Identify all lines of the data containing the string "title" and copy them.

## begin

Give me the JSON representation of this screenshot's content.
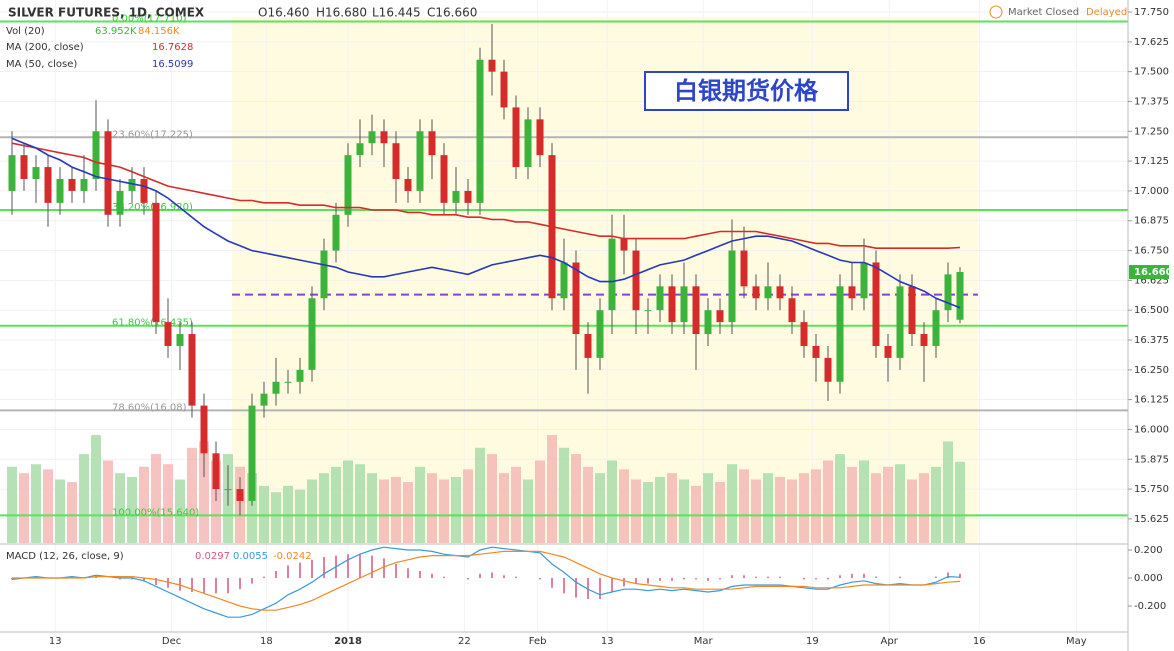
{
  "chart_data": [
    {
      "type": "candlestick",
      "title": "SILVER FUTURES, 1D, COMEX",
      "ohlc_labels": [
        "O16.460",
        "H16.680",
        "L16.445",
        "C16.660"
      ],
      "status": "Market Closed",
      "feed": "Delayed",
      "annotation": "白银期货价格",
      "open": [
        17.0,
        17.15,
        17.05,
        17.1,
        16.95,
        17.05,
        17.0,
        17.05,
        17.25,
        16.9,
        17.0,
        17.05,
        16.95,
        16.45,
        16.35,
        16.4,
        16.1,
        15.9,
        15.75,
        15.75,
        15.7,
        16.1,
        16.15,
        16.2,
        16.2,
        16.25,
        16.55,
        16.75,
        16.9,
        17.15,
        17.2,
        17.25,
        17.2,
        17.05,
        17.0,
        17.25,
        17.15,
        16.95,
        17.0,
        16.95,
        17.55,
        17.5,
        17.35,
        17.1,
        17.3,
        17.15,
        16.55,
        16.7,
        16.4,
        16.3,
        16.5,
        16.8,
        16.75,
        16.5,
        16.5,
        16.6,
        16.45,
        16.6,
        16.4,
        16.5,
        16.45,
        16.75,
        16.6,
        16.55,
        16.6,
        16.55,
        16.45,
        16.35,
        16.3,
        16.2,
        16.6,
        16.55,
        16.7,
        16.35,
        16.3,
        16.6,
        16.4,
        16.35,
        16.5,
        16.46
      ],
      "high": [
        17.25,
        17.2,
        17.15,
        17.15,
        17.1,
        17.1,
        17.15,
        17.38,
        17.3,
        17.05,
        17.1,
        17.1,
        17.0,
        16.55,
        16.45,
        16.45,
        16.15,
        15.95,
        15.85,
        15.8,
        16.15,
        16.2,
        16.3,
        16.25,
        16.3,
        16.6,
        16.8,
        16.95,
        17.2,
        17.3,
        17.32,
        17.3,
        17.25,
        17.1,
        17.3,
        17.3,
        17.2,
        17.1,
        17.05,
        17.6,
        17.7,
        17.55,
        17.4,
        17.35,
        17.35,
        17.2,
        16.8,
        16.75,
        16.45,
        16.55,
        16.9,
        16.9,
        16.8,
        16.55,
        16.65,
        16.65,
        16.7,
        16.65,
        16.55,
        16.55,
        16.88,
        16.85,
        16.65,
        16.7,
        16.65,
        16.6,
        16.5,
        16.4,
        16.35,
        16.65,
        16.7,
        16.8,
        16.75,
        16.4,
        16.65,
        16.65,
        16.45,
        16.55,
        16.7,
        16.68
      ],
      "low": [
        16.9,
        17.0,
        16.95,
        16.85,
        16.9,
        16.95,
        16.95,
        17.0,
        16.85,
        16.85,
        16.95,
        16.9,
        16.4,
        16.3,
        16.25,
        16.05,
        15.8,
        15.7,
        15.68,
        15.64,
        15.68,
        16.05,
        16.1,
        16.15,
        16.15,
        16.2,
        16.5,
        16.7,
        16.85,
        17.1,
        17.15,
        17.1,
        16.95,
        16.95,
        16.95,
        17.05,
        16.9,
        16.9,
        16.9,
        16.9,
        17.4,
        17.3,
        17.05,
        17.05,
        17.1,
        16.5,
        16.5,
        16.25,
        16.15,
        16.25,
        16.4,
        16.65,
        16.4,
        16.4,
        16.45,
        16.4,
        16.4,
        16.25,
        16.35,
        16.4,
        16.4,
        16.55,
        16.5,
        16.5,
        16.5,
        16.4,
        16.3,
        16.2,
        16.12,
        16.15,
        16.5,
        16.5,
        16.3,
        16.2,
        16.25,
        16.35,
        16.2,
        16.3,
        16.45,
        16.445
      ],
      "close": [
        17.15,
        17.05,
        17.1,
        16.95,
        17.05,
        17.0,
        17.05,
        17.25,
        16.9,
        17.0,
        17.05,
        16.95,
        16.45,
        16.35,
        16.4,
        16.1,
        15.9,
        15.75,
        15.75,
        15.7,
        16.1,
        16.15,
        16.2,
        16.2,
        16.25,
        16.55,
        16.75,
        16.9,
        17.15,
        17.2,
        17.25,
        17.2,
        17.05,
        17.0,
        17.25,
        17.15,
        16.95,
        17.0,
        16.95,
        17.55,
        17.5,
        17.35,
        17.1,
        17.3,
        17.15,
        16.55,
        16.7,
        16.4,
        16.3,
        16.5,
        16.8,
        16.75,
        16.5,
        16.5,
        16.6,
        16.45,
        16.6,
        16.4,
        16.5,
        16.45,
        16.75,
        16.6,
        16.55,
        16.6,
        16.55,
        16.45,
        16.35,
        16.3,
        16.2,
        16.6,
        16.55,
        16.7,
        16.35,
        16.3,
        16.6,
        16.4,
        16.35,
        16.5,
        16.65,
        16.66
      ],
      "up_color": "#3cb43c",
      "down_color": "#d62b2b",
      "last_price": {
        "value": 16.66,
        "label": "16.660"
      },
      "volume": {
        "name": "Vol (20)",
        "legend_values": [
          "63.952K",
          "84.156K"
        ],
        "legend_colors": [
          "#3cb43c",
          "#f08a24"
        ],
        "up_color": "#a9dca9",
        "down_color": "#f5b9b5",
        "values": [
          60,
          55,
          62,
          58,
          50,
          48,
          70,
          85,
          65,
          55,
          52,
          60,
          70,
          62,
          50,
          75,
          80,
          65,
          70,
          60,
          55,
          45,
          40,
          45,
          42,
          50,
          55,
          60,
          65,
          62,
          55,
          50,
          52,
          48,
          60,
          55,
          50,
          52,
          58,
          75,
          70,
          55,
          60,
          50,
          65,
          85,
          75,
          70,
          60,
          55,
          65,
          58,
          50,
          48,
          52,
          55,
          50,
          45,
          55,
          48,
          62,
          58,
          50,
          55,
          52,
          50,
          55,
          58,
          65,
          70,
          60,
          65,
          55,
          60,
          62,
          50,
          55,
          60,
          80,
          63.952
        ]
      },
      "lines": [
        {
          "name": "MA (200, close)",
          "color": "#d62b2b",
          "values": [
            17.2,
            17.19,
            17.18,
            17.17,
            17.16,
            17.15,
            17.14,
            17.12,
            17.11,
            17.1,
            17.08,
            17.06,
            17.04,
            17.02,
            17.01,
            17.0,
            16.99,
            16.98,
            16.97,
            16.96,
            16.96,
            16.95,
            16.95,
            16.95,
            16.94,
            16.94,
            16.94,
            16.93,
            16.93,
            16.93,
            16.92,
            16.92,
            16.92,
            16.91,
            16.91,
            16.9,
            16.9,
            16.9,
            16.89,
            16.89,
            16.88,
            16.88,
            16.87,
            16.87,
            16.86,
            16.85,
            16.84,
            16.83,
            16.82,
            16.81,
            16.81,
            16.8,
            16.8,
            16.8,
            16.8,
            16.8,
            16.8,
            16.81,
            16.82,
            16.83,
            16.83,
            16.83,
            16.83,
            16.82,
            16.81,
            16.8,
            16.79,
            16.78,
            16.78,
            16.77,
            16.77,
            16.77,
            16.76,
            16.76,
            16.76,
            16.76,
            16.76,
            16.76,
            16.76,
            16.7628
          ]
        },
        {
          "name": "MA (50, close)",
          "color": "#2638b8",
          "values": [
            17.22,
            17.2,
            17.18,
            17.15,
            17.13,
            17.1,
            17.08,
            17.06,
            17.05,
            17.04,
            17.03,
            17.02,
            17.0,
            16.97,
            16.93,
            16.89,
            16.85,
            16.82,
            16.79,
            16.77,
            16.75,
            16.74,
            16.73,
            16.72,
            16.71,
            16.7,
            16.69,
            16.68,
            16.66,
            16.65,
            16.64,
            16.64,
            16.65,
            16.66,
            16.67,
            16.68,
            16.67,
            16.66,
            16.65,
            16.67,
            16.69,
            16.7,
            16.71,
            16.72,
            16.73,
            16.72,
            16.7,
            16.67,
            16.64,
            16.62,
            16.62,
            16.63,
            16.65,
            16.67,
            16.69,
            16.7,
            16.71,
            16.73,
            16.75,
            16.77,
            16.79,
            16.8,
            16.81,
            16.81,
            16.8,
            16.79,
            16.77,
            16.75,
            16.73,
            16.71,
            16.7,
            16.7,
            16.68,
            16.65,
            16.62,
            16.6,
            16.58,
            16.55,
            16.53,
            16.5099
          ]
        }
      ],
      "levels": [
        {
          "value": 17.71,
          "label": "0.00%(17.710)",
          "color": "#5ee05e"
        },
        {
          "value": 17.225,
          "label": "23.60%(17.225)",
          "color": "#b4b4b4"
        },
        {
          "value": 16.92,
          "label": "38.20%(16.920)",
          "color": "#5ee05e"
        },
        {
          "value": 16.435,
          "label": "61.80%(16.435)",
          "color": "#5ee05e"
        },
        {
          "value": 16.08,
          "label": "78.60%(16.08)",
          "color": "#b4b4b4"
        },
        {
          "value": 15.64,
          "label": "100.00%(15.640)",
          "color": "#5ee05e"
        }
      ],
      "reference_line": {
        "value": 16.565,
        "color": "#8a3fd6"
      },
      "xlim": [
        -1,
        93
      ],
      "xticks": [
        {
          "value": 3.6,
          "label": "13"
        },
        {
          "value": 13.3,
          "label": "Dec"
        },
        {
          "value": 21.2,
          "label": "18"
        },
        {
          "value": 28,
          "label": "2018"
        },
        {
          "value": 37.7,
          "label": "22"
        },
        {
          "value": 43.8,
          "label": "Feb"
        },
        {
          "value": 49.6,
          "label": "13"
        },
        {
          "value": 57.6,
          "label": "Mar"
        },
        {
          "value": 66.7,
          "label": "19"
        },
        {
          "value": 73.1,
          "label": "Apr"
        },
        {
          "value": 80.6,
          "label": "16"
        },
        {
          "value": 88.7,
          "label": "May"
        }
      ],
      "ylim": [
        15.524,
        17.792
      ],
      "yticks": [
        {
          "value": 15.625,
          "label": "15.625"
        },
        {
          "value": 15.75,
          "label": "15.750"
        },
        {
          "value": 15.875,
          "label": "15.875"
        },
        {
          "value": 16,
          "label": "16.000"
        },
        {
          "value": 16.125,
          "label": "16.125"
        },
        {
          "value": 16.25,
          "label": "16.250"
        },
        {
          "value": 16.375,
          "label": "16.375"
        },
        {
          "value": 16.5,
          "label": "16.500"
        },
        {
          "value": 16.625,
          "label": "16.625"
        },
        {
          "value": 16.75,
          "label": "16.750"
        },
        {
          "value": 16.875,
          "label": "16.875"
        },
        {
          "value": 17,
          "label": "17.000"
        },
        {
          "value": 17.125,
          "label": "17.125"
        },
        {
          "value": 17.25,
          "label": "17.250"
        },
        {
          "value": 17.375,
          "label": "17.375"
        },
        {
          "value": 17.5,
          "label": "17.500"
        },
        {
          "value": 17.625,
          "label": "17.625"
        },
        {
          "value": 17.75,
          "label": "17.750"
        }
      ]
    },
    {
      "type": "macd",
      "title": "MACD (12, 26, close, 9)",
      "series": [
        {
          "name": "histogram",
          "color": "#d8547a",
          "values": [
            -0.01,
            0,
            0.01,
            0,
            0,
            0.01,
            0,
            0.01,
            0,
            -0.01,
            -0.01,
            -0.02,
            -0.05,
            -0.07,
            -0.09,
            -0.1,
            -0.11,
            -0.11,
            -0.11,
            -0.08,
            -0.04,
            0.01,
            0.05,
            0.09,
            0.11,
            0.13,
            0.15,
            0.16,
            0.17,
            0.17,
            0.16,
            0.14,
            0.1,
            0.07,
            0.05,
            0.03,
            0.01,
            0,
            -0.01,
            0.03,
            0.04,
            0.02,
            0.01,
            0,
            -0.01,
            -0.07,
            -0.11,
            -0.14,
            -0.15,
            -0.15,
            -0.1,
            -0.06,
            -0.04,
            -0.04,
            -0.02,
            -0.02,
            -0.01,
            -0.01,
            -0.02,
            -0.01,
            0.02,
            0.02,
            0.01,
            0.01,
            0.01,
            0,
            -0.01,
            -0.01,
            -0.01,
            0.02,
            0.03,
            0.03,
            0.01,
            0,
            0.01,
            0,
            0,
            0.01,
            0.04,
            0.0297
          ]
        },
        {
          "name": "macd",
          "color": "#3a9ad9",
          "values": [
            -0.01,
            0.0,
            0.01,
            0.0,
            0.0,
            0.01,
            0.0,
            0.02,
            0.01,
            0.0,
            0.0,
            -0.02,
            -0.06,
            -0.1,
            -0.14,
            -0.18,
            -0.22,
            -0.25,
            -0.28,
            -0.28,
            -0.26,
            -0.22,
            -0.18,
            -0.12,
            -0.08,
            -0.03,
            0.03,
            0.08,
            0.13,
            0.17,
            0.2,
            0.22,
            0.21,
            0.2,
            0.2,
            0.19,
            0.17,
            0.16,
            0.15,
            0.2,
            0.22,
            0.21,
            0.2,
            0.19,
            0.18,
            0.1,
            0.04,
            -0.03,
            -0.08,
            -0.12,
            -0.1,
            -0.08,
            -0.08,
            -0.09,
            -0.08,
            -0.09,
            -0.08,
            -0.09,
            -0.1,
            -0.09,
            -0.06,
            -0.05,
            -0.05,
            -0.05,
            -0.05,
            -0.06,
            -0.07,
            -0.08,
            -0.08,
            -0.05,
            -0.03,
            -0.02,
            -0.04,
            -0.05,
            -0.04,
            -0.05,
            -0.05,
            -0.03,
            0.01,
            0.0055
          ]
        },
        {
          "name": "signal",
          "color": "#f08a24",
          "values": [
            0.0,
            0.0,
            0.0,
            0.0,
            0.0,
            0.0,
            0.0,
            0.01,
            0.01,
            0.01,
            0.01,
            0.0,
            -0.01,
            -0.03,
            -0.05,
            -0.08,
            -0.11,
            -0.14,
            -0.17,
            -0.2,
            -0.22,
            -0.23,
            -0.23,
            -0.21,
            -0.19,
            -0.16,
            -0.12,
            -0.08,
            -0.04,
            0.0,
            0.04,
            0.08,
            0.11,
            0.13,
            0.15,
            0.16,
            0.16,
            0.16,
            0.16,
            0.17,
            0.18,
            0.19,
            0.19,
            0.19,
            0.19,
            0.17,
            0.15,
            0.11,
            0.07,
            0.03,
            0.0,
            -0.02,
            -0.04,
            -0.05,
            -0.06,
            -0.07,
            -0.07,
            -0.08,
            -0.08,
            -0.08,
            -0.08,
            -0.07,
            -0.06,
            -0.06,
            -0.06,
            -0.06,
            -0.06,
            -0.07,
            -0.07,
            -0.07,
            -0.06,
            -0.05,
            -0.05,
            -0.05,
            -0.05,
            -0.05,
            -0.05,
            -0.04,
            -0.03,
            -0.0242
          ]
        }
      ],
      "ylim": [
        -0.386,
        0.236
      ],
      "yticks": [
        {
          "value": 0.2,
          "label": "0.200"
        },
        {
          "value": 0,
          "label": "0.000"
        },
        {
          "value": -0.2,
          "label": "-0.200"
        }
      ]
    }
  ]
}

## end

Solution for this problem:
      "title": "SILVER FUTURES, 1D, COMEX",
      "title": "MACD (12, 26, close, 9)",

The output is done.